SUPPLIED MATERIAL:
- - - -
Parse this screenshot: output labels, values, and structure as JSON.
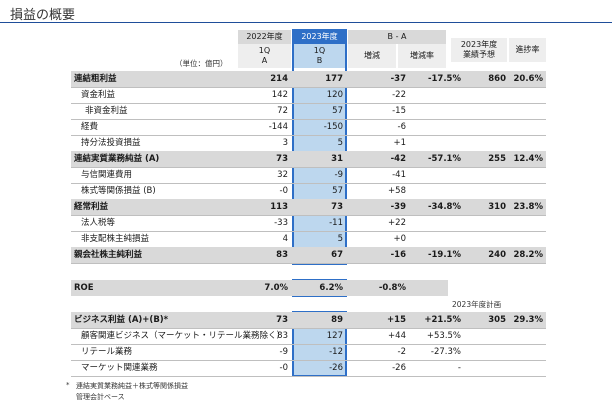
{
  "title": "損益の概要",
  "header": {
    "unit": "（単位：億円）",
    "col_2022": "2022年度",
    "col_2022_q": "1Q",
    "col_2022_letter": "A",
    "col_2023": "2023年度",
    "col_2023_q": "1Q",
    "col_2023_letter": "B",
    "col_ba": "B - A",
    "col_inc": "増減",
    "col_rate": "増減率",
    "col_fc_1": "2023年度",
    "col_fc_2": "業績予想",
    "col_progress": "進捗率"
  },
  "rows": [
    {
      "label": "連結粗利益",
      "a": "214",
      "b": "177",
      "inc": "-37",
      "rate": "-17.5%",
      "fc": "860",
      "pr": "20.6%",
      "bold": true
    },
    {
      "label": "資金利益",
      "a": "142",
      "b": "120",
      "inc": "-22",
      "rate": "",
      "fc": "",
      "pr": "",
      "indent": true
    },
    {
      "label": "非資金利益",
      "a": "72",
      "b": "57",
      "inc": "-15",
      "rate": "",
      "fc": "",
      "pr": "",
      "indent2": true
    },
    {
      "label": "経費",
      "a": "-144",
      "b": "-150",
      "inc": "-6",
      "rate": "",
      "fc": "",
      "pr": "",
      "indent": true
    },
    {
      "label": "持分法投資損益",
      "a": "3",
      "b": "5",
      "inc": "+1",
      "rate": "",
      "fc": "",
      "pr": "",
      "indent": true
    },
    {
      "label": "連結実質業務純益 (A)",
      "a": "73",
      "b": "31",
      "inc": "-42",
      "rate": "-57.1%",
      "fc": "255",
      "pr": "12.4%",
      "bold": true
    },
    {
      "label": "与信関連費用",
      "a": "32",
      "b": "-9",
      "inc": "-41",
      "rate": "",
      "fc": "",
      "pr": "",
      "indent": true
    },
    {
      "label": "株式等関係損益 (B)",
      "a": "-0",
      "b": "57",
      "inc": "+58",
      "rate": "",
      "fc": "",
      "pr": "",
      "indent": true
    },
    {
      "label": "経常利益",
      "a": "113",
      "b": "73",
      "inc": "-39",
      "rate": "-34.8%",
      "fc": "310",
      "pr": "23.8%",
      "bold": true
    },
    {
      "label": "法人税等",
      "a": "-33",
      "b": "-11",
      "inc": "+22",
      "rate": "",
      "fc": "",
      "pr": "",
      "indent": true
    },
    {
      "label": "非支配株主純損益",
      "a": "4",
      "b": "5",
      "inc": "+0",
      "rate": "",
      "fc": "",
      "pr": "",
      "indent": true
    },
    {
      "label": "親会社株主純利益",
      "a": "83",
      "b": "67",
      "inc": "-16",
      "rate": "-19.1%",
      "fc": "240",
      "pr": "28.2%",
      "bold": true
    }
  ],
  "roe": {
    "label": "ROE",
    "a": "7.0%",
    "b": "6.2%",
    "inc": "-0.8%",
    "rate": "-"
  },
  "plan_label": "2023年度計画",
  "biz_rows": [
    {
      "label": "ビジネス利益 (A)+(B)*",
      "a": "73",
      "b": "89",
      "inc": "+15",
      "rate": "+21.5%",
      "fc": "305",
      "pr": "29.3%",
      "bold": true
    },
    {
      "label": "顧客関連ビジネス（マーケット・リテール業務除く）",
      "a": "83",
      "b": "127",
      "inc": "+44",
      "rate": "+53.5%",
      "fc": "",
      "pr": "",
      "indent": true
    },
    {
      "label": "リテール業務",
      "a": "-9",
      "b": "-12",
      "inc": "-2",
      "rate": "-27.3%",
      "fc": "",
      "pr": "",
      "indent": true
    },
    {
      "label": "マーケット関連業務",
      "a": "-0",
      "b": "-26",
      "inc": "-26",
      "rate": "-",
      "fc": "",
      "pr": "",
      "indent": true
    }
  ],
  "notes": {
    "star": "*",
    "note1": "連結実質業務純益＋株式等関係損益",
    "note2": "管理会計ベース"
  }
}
- - - -
DO THIS:
Count how many lines of the material hold the string "連結実質業務純益". Give the number and nothing more.

EXPECTED ANSWER:
2